→ Instruction: Extract every line where the string "this" appears.

→ Input material:
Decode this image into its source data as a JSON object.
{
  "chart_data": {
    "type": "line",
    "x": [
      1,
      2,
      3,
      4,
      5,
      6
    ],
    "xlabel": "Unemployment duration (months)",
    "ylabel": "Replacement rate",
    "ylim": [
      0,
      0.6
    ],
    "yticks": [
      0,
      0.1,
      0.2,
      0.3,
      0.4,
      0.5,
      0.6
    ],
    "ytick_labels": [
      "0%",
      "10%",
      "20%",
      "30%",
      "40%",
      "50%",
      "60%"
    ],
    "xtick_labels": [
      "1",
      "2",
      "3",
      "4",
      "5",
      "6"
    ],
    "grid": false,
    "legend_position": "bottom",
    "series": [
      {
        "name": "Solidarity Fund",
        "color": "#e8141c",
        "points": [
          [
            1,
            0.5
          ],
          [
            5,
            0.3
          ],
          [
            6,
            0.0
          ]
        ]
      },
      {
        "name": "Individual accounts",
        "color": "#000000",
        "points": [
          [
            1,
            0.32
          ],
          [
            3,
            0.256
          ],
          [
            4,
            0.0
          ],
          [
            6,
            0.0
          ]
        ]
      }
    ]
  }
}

--

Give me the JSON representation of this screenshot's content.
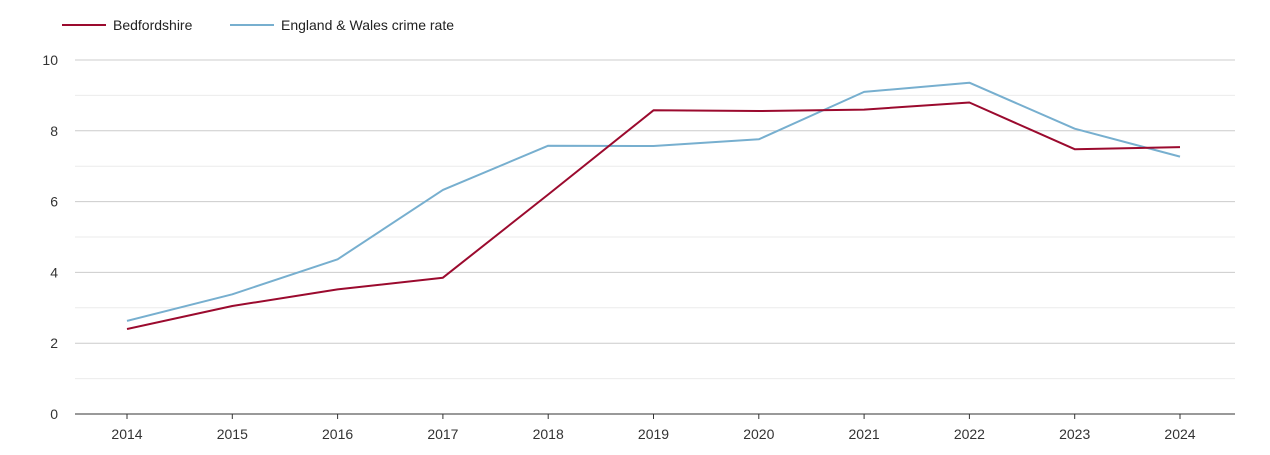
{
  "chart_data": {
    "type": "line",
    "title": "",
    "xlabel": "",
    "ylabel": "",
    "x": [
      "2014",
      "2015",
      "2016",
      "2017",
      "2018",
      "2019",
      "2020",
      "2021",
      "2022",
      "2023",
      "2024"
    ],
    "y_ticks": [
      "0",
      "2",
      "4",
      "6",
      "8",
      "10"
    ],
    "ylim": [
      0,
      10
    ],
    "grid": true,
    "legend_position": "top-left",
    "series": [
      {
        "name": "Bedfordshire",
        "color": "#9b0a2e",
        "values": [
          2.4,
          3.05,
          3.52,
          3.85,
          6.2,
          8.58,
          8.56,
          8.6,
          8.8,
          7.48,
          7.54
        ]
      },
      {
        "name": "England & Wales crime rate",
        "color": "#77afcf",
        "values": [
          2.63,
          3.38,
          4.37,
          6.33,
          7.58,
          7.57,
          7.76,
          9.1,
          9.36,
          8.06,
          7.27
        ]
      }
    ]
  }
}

→ Correct result:
Decode this image into its source data as a JSON object.
Give me the JSON representation of this screenshot's content.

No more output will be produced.